_MATERIALS PROVIDED:_
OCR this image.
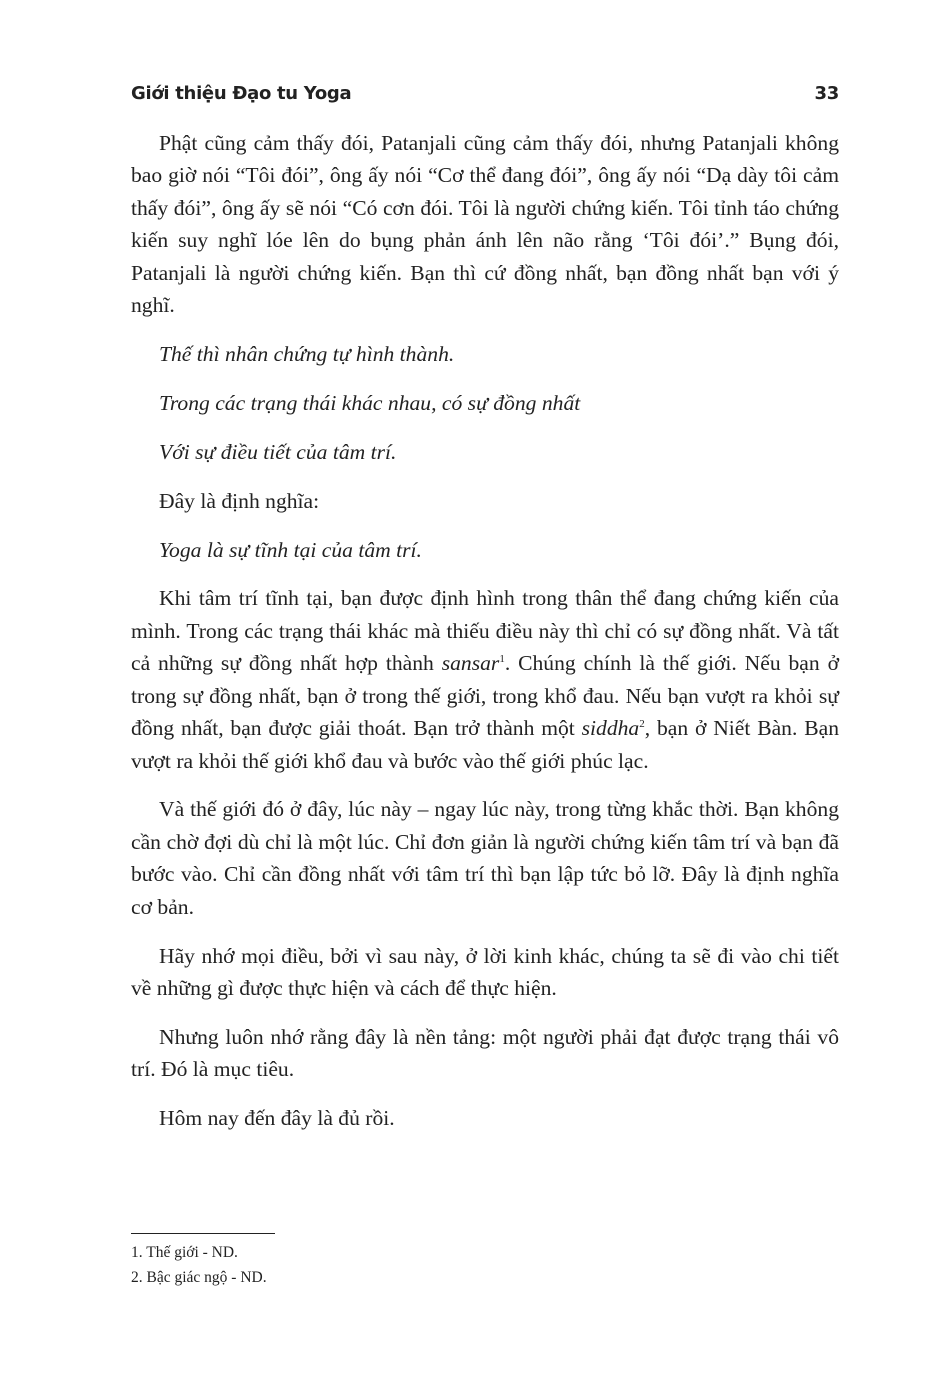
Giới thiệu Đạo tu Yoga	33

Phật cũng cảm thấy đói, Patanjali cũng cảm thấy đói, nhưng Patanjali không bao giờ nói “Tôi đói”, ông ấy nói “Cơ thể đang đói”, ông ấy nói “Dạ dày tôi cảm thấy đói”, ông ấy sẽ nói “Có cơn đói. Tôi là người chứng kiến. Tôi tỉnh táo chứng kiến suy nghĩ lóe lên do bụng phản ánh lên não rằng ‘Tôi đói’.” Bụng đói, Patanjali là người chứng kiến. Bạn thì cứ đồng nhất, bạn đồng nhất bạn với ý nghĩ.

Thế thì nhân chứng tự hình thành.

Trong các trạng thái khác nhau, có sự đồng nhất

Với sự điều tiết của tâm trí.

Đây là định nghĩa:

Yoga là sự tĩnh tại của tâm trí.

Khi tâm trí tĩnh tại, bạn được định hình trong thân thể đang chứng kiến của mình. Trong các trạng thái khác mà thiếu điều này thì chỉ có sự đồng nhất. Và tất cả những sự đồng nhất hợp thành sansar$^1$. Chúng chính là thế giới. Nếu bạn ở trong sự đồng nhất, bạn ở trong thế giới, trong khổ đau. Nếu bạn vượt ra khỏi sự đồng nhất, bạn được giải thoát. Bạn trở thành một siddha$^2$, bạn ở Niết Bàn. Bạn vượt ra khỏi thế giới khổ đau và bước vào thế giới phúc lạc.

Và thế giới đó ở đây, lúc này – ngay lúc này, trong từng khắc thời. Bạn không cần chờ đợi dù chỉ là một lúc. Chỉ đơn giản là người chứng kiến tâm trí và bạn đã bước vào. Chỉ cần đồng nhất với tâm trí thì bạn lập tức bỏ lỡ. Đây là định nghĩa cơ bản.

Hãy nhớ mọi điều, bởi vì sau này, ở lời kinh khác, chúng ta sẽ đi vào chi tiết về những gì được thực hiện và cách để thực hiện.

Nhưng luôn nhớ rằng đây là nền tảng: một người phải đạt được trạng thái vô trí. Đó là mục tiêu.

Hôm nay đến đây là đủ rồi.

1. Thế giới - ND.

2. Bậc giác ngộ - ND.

---

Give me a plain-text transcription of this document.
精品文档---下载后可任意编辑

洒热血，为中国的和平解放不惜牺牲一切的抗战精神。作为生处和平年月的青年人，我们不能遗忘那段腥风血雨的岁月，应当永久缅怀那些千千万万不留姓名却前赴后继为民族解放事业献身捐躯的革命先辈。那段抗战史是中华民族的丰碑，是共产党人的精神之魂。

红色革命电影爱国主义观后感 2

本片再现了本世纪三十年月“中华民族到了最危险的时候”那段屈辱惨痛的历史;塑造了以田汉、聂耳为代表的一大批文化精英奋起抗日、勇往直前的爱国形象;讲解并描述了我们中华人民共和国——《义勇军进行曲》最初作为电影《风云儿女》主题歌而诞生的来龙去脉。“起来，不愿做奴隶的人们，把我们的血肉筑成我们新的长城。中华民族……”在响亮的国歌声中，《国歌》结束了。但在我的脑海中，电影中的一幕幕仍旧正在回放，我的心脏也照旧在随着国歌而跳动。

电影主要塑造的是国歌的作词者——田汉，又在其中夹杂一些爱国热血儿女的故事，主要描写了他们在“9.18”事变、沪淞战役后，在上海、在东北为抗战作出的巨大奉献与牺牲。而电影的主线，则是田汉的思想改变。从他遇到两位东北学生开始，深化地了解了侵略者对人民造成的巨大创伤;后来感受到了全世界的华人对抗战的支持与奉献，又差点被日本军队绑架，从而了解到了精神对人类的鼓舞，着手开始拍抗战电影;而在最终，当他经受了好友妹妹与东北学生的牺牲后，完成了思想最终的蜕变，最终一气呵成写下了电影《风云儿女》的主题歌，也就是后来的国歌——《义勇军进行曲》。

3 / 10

_TASK DESCRIPTION:_
Using the listing above, state the number of lines that hold "Yoga", with no other text.

_ANSWER BELOW:_
2